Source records
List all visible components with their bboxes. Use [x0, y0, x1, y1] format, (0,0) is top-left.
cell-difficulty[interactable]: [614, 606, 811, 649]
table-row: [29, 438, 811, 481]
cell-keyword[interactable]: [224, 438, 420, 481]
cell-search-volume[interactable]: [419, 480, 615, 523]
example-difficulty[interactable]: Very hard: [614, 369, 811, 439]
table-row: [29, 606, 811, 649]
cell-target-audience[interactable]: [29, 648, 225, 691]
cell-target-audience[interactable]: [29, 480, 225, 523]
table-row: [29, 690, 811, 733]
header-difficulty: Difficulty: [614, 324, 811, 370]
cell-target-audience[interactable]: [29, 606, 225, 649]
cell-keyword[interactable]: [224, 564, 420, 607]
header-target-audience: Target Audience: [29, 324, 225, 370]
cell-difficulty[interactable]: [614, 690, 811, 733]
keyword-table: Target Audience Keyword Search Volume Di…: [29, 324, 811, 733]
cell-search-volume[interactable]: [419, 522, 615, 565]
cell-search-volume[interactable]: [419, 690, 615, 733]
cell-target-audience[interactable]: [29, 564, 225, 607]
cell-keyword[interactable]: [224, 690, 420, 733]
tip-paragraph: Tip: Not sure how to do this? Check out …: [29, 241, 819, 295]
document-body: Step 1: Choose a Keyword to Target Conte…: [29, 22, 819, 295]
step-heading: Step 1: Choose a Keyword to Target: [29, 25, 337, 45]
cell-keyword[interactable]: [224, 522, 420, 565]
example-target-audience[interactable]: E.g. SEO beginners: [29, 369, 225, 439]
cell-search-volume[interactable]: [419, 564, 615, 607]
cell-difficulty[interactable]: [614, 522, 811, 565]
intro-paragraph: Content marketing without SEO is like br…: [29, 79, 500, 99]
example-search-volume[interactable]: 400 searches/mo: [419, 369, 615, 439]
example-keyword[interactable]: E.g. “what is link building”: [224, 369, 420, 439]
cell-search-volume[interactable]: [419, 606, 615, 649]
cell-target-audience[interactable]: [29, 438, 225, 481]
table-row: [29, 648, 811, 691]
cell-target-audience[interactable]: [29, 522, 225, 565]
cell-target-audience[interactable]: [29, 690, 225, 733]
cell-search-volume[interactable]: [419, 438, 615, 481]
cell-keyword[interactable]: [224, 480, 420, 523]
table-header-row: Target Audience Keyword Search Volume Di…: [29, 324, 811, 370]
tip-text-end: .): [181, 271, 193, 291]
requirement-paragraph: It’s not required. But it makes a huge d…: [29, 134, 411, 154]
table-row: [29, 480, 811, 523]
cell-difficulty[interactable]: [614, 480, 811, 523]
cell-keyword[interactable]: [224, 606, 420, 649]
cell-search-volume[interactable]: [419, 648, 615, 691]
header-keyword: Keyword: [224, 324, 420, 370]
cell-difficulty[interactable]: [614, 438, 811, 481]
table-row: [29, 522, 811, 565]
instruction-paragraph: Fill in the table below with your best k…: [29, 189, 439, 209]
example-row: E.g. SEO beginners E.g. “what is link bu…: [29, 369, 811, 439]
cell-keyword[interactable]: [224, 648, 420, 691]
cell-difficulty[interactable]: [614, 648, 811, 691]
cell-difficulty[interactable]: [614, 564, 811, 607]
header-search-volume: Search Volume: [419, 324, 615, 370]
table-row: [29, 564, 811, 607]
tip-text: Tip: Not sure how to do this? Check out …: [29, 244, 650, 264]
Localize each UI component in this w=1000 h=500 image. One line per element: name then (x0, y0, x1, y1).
* * *
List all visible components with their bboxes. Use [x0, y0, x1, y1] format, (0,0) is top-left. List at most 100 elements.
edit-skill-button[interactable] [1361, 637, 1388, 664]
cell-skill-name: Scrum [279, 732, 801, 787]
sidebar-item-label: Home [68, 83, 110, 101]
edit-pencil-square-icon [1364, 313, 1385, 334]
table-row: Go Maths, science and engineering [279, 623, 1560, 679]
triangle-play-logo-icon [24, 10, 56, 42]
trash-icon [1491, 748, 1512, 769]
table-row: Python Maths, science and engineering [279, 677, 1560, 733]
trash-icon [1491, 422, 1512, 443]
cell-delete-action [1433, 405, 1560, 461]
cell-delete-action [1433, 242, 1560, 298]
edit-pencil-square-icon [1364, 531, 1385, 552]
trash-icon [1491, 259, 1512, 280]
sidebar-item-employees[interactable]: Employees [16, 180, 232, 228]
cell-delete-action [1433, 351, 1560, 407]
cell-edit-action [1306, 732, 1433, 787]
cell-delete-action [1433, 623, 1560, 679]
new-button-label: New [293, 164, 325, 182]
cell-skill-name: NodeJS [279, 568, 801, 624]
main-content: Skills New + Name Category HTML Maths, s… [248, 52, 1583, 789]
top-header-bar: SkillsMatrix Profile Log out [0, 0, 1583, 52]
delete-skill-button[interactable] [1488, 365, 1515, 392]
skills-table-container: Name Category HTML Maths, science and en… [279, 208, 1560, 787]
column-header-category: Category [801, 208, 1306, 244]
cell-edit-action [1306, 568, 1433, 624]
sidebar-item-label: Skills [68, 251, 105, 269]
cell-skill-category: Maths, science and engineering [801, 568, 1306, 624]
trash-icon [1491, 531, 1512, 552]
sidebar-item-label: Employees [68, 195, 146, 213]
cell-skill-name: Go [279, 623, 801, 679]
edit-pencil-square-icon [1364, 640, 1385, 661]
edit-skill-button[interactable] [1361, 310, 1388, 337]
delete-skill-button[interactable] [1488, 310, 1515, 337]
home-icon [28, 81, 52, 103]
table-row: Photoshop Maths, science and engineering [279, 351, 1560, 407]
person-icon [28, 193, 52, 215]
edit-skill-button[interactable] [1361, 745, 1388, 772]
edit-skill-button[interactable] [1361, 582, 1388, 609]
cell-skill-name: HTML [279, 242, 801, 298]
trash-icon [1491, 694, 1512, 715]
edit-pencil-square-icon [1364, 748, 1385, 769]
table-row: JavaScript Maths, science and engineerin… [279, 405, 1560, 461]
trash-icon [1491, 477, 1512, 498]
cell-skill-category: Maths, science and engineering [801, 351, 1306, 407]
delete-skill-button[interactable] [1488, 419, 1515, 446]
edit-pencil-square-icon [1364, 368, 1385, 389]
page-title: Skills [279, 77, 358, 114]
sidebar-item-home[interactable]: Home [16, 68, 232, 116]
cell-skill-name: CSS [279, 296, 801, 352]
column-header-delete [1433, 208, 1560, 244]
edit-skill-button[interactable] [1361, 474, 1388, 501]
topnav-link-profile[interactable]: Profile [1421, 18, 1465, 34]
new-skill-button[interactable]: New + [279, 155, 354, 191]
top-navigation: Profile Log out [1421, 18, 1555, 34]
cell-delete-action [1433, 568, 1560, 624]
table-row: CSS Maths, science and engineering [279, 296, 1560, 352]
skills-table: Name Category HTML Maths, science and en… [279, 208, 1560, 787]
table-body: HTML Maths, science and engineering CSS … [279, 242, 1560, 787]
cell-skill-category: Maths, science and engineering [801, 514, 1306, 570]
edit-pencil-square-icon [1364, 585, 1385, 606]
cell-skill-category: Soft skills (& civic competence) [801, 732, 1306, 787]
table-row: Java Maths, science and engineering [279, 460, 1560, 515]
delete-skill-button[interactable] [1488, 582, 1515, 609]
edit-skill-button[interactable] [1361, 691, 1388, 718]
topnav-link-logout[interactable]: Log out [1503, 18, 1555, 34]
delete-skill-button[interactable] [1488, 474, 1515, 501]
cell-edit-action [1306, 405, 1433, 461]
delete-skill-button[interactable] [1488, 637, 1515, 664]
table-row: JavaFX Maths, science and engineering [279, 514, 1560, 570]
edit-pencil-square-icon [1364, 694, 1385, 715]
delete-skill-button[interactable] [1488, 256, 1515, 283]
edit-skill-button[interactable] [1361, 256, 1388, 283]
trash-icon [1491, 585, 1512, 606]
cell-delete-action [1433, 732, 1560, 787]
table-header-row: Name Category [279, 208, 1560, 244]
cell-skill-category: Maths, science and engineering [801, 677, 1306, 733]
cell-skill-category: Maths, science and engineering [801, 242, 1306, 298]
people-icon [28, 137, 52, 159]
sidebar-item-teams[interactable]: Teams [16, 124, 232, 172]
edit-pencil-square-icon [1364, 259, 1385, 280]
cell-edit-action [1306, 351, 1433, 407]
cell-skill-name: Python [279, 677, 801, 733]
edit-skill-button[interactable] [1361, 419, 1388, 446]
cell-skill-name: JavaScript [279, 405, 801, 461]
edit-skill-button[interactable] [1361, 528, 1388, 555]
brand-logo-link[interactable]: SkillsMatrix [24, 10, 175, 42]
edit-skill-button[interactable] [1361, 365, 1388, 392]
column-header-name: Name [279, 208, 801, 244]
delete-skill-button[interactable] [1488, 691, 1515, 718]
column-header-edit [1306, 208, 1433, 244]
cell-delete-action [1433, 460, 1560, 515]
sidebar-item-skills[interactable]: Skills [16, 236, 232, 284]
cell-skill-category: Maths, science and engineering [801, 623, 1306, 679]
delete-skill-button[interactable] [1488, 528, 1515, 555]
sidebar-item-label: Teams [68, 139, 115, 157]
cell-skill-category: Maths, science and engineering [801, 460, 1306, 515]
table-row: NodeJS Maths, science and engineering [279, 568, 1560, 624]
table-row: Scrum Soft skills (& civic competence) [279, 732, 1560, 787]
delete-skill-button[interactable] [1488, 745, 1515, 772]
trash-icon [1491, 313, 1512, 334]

Directions: Copy the part of the records that opens with the line containing "most 100 elements." and closes with the line containing "trash-icon [1491, 477, 1512, 498]", swapping each "trash-icon" for "bin-icon" and changing nothing else.

Response below:
List all visible components with their bboxes. Use [x0, y0, x1, y1] format, (0,0) is top-left. List at most 100 elements.
edit-skill-button[interactable] [1361, 637, 1388, 664]
cell-skill-name: Scrum [279, 732, 801, 787]
sidebar-item-label: Home [68, 83, 110, 101]
edit-pencil-square-icon [1364, 313, 1385, 334]
table-row: Go Maths, science and engineering [279, 623, 1560, 679]
triangle-play-logo-icon [24, 10, 56, 42]
bin-icon [1491, 748, 1512, 769]
table-row: Python Maths, science and engineering [279, 677, 1560, 733]
bin-icon [1491, 422, 1512, 443]
cell-delete-action [1433, 405, 1560, 461]
cell-delete-action [1433, 242, 1560, 298]
edit-pencil-square-icon [1364, 531, 1385, 552]
bin-icon [1491, 259, 1512, 280]
sidebar-item-employees[interactable]: Employees [16, 180, 232, 228]
cell-delete-action [1433, 351, 1560, 407]
cell-edit-action [1306, 732, 1433, 787]
cell-delete-action [1433, 623, 1560, 679]
new-button-label: New [293, 164, 325, 182]
cell-skill-name: NodeJS [279, 568, 801, 624]
main-content: Skills New + Name Category HTML Maths, s… [248, 52, 1583, 789]
top-header-bar: SkillsMatrix Profile Log out [0, 0, 1583, 52]
delete-skill-button[interactable] [1488, 365, 1515, 392]
skills-table-container: Name Category HTML Maths, science and en… [279, 208, 1560, 787]
column-header-category: Category [801, 208, 1306, 244]
cell-edit-action [1306, 568, 1433, 624]
sidebar-item-label: Skills [68, 251, 105, 269]
cell-skill-category: Maths, science and engineering [801, 568, 1306, 624]
bin-icon [1491, 531, 1512, 552]
sidebar-item-label: Employees [68, 195, 146, 213]
cell-skill-name: Go [279, 623, 801, 679]
edit-pencil-square-icon [1364, 640, 1385, 661]
edit-skill-button[interactable] [1361, 310, 1388, 337]
delete-skill-button[interactable] [1488, 310, 1515, 337]
home-icon [28, 81, 52, 103]
table-row: Photoshop Maths, science and engineering [279, 351, 1560, 407]
person-icon [28, 193, 52, 215]
edit-skill-button[interactable] [1361, 745, 1388, 772]
edit-skill-button[interactable] [1361, 582, 1388, 609]
cell-skill-name: HTML [279, 242, 801, 298]
bin-icon [1491, 694, 1512, 715]
edit-pencil-square-icon [1364, 748, 1385, 769]
table-row: JavaScript Maths, science and engineerin… [279, 405, 1560, 461]
bin-icon [1491, 477, 1512, 498]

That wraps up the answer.